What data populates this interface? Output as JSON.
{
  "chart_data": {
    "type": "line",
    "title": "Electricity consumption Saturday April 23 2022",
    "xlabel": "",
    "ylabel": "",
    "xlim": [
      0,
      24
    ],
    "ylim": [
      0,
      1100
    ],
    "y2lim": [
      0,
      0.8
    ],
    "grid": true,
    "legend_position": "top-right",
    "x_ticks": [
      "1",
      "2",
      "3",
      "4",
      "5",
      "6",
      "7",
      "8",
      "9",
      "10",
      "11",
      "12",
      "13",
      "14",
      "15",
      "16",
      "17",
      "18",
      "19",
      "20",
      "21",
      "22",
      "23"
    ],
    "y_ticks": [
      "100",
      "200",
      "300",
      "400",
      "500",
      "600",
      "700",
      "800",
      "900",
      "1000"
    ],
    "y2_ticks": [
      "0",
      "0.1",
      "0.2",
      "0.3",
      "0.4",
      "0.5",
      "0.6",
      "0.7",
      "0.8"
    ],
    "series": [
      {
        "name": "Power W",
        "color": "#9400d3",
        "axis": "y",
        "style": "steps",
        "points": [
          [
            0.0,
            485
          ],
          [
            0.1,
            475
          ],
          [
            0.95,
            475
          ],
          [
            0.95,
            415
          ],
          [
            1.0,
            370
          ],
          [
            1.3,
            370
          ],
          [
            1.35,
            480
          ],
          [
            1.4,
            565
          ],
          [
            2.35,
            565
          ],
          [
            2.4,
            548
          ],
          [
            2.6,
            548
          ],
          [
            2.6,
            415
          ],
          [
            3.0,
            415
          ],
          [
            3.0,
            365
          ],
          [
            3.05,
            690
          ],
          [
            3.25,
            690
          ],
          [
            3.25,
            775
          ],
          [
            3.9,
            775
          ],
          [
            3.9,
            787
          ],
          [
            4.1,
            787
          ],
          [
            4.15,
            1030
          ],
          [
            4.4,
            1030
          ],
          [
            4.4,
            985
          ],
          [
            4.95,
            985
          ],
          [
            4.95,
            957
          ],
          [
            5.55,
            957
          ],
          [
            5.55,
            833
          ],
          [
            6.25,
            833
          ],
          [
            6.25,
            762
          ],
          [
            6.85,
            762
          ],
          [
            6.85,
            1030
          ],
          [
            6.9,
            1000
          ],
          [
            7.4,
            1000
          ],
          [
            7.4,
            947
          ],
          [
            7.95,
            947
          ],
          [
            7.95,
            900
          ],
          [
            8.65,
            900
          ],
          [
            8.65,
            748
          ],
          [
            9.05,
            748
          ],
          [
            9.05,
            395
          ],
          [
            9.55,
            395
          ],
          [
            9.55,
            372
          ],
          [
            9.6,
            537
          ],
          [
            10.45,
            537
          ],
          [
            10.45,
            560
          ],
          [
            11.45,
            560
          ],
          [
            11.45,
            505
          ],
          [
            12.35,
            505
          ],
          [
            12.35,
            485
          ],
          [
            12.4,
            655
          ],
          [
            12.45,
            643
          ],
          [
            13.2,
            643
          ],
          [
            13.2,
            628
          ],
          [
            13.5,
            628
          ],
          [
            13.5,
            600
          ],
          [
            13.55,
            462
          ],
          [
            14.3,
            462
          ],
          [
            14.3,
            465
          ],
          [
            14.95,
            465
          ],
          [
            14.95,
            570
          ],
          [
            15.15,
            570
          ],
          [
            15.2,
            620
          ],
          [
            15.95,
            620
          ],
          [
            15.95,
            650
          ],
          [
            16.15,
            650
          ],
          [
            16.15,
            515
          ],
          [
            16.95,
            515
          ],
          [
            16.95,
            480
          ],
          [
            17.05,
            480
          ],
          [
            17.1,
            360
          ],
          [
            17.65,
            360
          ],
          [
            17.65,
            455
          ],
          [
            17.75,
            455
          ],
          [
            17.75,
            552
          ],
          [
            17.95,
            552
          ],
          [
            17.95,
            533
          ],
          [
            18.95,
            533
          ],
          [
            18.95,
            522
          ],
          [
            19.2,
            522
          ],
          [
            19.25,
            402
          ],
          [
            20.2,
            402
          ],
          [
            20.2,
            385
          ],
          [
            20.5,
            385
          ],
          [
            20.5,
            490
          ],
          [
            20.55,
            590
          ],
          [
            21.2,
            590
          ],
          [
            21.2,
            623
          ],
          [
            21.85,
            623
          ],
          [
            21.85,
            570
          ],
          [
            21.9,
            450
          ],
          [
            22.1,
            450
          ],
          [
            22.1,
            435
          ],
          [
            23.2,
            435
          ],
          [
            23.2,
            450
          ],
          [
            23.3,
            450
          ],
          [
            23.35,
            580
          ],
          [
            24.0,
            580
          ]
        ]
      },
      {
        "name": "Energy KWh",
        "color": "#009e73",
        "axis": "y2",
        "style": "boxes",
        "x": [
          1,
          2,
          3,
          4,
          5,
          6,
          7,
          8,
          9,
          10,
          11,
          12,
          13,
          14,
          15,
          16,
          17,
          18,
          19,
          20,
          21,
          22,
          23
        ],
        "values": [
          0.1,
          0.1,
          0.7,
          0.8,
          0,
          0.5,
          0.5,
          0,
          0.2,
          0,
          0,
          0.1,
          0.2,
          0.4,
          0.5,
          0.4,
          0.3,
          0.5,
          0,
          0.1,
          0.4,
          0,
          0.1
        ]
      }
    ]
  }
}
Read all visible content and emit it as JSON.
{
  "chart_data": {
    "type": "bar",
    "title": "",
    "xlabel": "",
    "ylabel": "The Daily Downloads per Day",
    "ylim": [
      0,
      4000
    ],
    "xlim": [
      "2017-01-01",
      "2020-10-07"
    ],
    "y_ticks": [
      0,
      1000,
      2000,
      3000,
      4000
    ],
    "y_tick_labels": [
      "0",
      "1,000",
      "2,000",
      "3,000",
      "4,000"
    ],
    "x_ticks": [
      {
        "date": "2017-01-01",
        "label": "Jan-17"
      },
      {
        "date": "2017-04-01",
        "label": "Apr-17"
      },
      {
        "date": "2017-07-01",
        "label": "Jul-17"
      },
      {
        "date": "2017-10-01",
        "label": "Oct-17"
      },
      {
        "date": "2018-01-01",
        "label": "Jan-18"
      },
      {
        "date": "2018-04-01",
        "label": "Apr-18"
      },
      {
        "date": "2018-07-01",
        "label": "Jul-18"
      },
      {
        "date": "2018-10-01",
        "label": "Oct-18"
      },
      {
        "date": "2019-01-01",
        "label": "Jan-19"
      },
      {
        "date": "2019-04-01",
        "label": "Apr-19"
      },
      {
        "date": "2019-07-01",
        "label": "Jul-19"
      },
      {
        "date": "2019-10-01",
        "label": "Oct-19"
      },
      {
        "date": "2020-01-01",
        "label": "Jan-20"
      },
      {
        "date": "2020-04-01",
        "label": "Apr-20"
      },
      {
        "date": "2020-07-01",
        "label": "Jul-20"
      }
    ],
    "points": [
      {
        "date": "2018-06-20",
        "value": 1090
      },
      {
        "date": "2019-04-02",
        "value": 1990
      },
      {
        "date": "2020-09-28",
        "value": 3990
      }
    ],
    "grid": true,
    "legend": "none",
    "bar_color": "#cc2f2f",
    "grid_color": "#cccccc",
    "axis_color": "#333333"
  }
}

***

> _PROBLEM DESCRIPTION_: From the entries, copy out each line containing the word "JSON".

> _COMPLETED EXERCISE_:
What data populates this interface? Output as JSON.
Read all visible content and emit it as JSON.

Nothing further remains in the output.